# RECORD EXTRACTS start
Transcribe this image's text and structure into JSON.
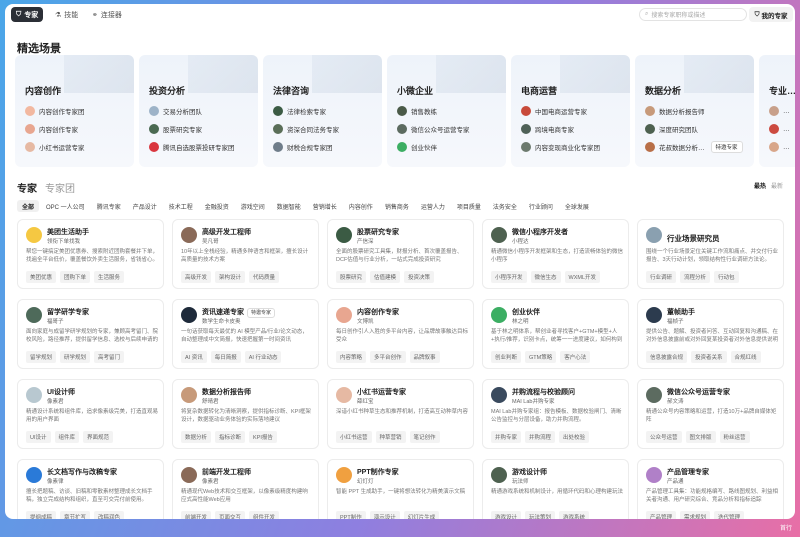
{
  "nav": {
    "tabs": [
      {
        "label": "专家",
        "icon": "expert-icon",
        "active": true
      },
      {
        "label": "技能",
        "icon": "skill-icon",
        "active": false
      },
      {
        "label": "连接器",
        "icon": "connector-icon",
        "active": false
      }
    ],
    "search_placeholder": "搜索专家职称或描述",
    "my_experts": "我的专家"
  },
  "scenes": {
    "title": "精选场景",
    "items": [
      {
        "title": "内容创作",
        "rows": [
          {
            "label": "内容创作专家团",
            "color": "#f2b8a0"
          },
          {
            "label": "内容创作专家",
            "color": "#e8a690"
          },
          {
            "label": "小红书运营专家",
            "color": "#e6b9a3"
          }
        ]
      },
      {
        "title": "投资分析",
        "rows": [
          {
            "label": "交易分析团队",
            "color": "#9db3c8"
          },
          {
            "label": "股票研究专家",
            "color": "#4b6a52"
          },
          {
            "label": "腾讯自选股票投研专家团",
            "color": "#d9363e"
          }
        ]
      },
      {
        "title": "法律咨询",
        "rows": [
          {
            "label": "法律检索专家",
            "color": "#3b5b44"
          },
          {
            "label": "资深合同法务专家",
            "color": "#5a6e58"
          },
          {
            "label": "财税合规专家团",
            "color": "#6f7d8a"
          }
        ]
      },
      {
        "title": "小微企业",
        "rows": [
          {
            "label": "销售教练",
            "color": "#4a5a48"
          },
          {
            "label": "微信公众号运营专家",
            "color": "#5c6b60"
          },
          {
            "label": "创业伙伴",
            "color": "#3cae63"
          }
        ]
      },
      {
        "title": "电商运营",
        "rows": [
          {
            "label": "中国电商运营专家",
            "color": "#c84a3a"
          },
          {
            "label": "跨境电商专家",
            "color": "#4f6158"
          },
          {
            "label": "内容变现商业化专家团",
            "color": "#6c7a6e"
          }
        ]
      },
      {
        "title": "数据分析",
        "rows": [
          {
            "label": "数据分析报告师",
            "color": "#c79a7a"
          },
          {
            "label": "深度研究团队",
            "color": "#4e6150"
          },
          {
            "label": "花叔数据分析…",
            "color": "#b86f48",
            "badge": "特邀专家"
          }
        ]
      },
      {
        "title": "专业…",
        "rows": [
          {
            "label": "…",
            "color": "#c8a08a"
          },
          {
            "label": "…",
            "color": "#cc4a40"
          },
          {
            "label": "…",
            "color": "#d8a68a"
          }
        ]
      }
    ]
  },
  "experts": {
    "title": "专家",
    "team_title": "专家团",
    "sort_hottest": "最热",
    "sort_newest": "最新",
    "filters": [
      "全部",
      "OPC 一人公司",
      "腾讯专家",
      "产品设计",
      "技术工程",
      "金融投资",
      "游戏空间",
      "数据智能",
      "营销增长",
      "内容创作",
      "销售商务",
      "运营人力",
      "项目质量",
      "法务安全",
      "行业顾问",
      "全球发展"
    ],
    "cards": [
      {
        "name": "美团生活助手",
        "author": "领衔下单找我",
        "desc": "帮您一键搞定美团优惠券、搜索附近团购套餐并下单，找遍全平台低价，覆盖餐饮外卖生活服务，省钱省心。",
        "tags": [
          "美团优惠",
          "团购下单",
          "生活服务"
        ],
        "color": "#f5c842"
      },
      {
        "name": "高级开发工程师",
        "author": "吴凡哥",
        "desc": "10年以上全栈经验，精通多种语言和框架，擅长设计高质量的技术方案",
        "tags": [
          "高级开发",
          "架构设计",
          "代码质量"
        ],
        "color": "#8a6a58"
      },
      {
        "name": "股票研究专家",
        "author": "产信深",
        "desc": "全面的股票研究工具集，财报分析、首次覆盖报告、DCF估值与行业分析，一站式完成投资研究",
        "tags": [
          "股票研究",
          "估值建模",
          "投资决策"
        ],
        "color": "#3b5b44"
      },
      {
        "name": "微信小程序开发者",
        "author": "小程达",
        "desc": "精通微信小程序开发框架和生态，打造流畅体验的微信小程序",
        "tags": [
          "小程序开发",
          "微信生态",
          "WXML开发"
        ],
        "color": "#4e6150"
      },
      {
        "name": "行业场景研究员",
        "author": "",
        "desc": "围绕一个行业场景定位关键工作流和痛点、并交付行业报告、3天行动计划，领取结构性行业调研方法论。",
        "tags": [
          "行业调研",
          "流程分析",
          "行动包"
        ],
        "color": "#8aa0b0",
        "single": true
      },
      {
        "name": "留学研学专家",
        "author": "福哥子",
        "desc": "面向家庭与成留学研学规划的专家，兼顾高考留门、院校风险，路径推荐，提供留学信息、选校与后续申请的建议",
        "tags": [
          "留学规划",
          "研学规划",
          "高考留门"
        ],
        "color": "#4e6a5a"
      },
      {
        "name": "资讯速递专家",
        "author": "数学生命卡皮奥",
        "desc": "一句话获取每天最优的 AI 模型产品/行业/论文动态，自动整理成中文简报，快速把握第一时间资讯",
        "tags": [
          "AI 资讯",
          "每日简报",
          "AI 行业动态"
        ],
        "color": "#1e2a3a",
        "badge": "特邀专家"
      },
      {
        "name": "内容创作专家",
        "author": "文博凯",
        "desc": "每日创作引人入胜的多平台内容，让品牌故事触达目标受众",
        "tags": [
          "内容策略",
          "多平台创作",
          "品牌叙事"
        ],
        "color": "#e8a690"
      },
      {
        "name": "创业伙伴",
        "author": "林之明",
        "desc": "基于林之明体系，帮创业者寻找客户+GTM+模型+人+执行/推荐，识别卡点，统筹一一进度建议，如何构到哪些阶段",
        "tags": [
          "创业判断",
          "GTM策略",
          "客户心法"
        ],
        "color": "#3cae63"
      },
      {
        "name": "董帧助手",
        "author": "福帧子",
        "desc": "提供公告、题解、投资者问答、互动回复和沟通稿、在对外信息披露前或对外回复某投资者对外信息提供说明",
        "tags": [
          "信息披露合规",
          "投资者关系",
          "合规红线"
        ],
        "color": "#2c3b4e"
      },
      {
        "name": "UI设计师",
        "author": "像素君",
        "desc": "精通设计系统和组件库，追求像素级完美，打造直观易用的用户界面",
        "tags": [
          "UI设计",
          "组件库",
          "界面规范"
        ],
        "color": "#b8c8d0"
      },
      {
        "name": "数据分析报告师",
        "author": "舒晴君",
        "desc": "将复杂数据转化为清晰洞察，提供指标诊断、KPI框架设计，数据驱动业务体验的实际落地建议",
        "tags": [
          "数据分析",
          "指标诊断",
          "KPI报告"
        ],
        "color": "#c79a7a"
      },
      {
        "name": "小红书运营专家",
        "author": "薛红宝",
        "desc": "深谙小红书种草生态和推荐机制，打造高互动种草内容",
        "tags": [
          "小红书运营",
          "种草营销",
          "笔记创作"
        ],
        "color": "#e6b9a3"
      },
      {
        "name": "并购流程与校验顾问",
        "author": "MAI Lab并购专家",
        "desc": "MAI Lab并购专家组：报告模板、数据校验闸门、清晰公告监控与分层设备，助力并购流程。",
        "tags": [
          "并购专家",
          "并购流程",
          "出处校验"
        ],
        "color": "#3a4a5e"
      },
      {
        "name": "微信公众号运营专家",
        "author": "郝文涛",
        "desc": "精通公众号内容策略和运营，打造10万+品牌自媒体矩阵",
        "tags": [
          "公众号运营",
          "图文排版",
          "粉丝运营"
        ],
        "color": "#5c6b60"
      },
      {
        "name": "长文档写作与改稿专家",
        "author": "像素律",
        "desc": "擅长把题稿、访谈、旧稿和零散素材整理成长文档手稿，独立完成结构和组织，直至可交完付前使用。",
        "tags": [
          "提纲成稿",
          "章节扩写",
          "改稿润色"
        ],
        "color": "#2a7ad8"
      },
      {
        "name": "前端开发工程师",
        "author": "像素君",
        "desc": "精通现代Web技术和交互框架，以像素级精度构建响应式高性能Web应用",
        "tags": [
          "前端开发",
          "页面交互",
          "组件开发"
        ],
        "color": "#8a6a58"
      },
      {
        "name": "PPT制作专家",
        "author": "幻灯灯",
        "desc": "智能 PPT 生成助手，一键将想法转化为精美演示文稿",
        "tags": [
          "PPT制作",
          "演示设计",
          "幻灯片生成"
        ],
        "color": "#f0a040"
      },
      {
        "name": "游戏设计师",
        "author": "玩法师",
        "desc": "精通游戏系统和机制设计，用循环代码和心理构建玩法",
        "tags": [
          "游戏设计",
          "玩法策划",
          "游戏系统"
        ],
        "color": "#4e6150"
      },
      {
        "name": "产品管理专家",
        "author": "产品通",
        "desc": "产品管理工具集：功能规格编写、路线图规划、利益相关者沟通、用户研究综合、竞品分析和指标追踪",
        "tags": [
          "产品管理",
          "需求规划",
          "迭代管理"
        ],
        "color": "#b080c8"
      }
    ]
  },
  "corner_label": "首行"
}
# RECORD EXTRACTS end
**EXERCISE TASK:**
Pick out each line that holds the string "icon".

**CORRECT OUTPUT:**
        "icon": "expert-icon",
        "icon": "skill-icon",
        "icon": "connector-icon",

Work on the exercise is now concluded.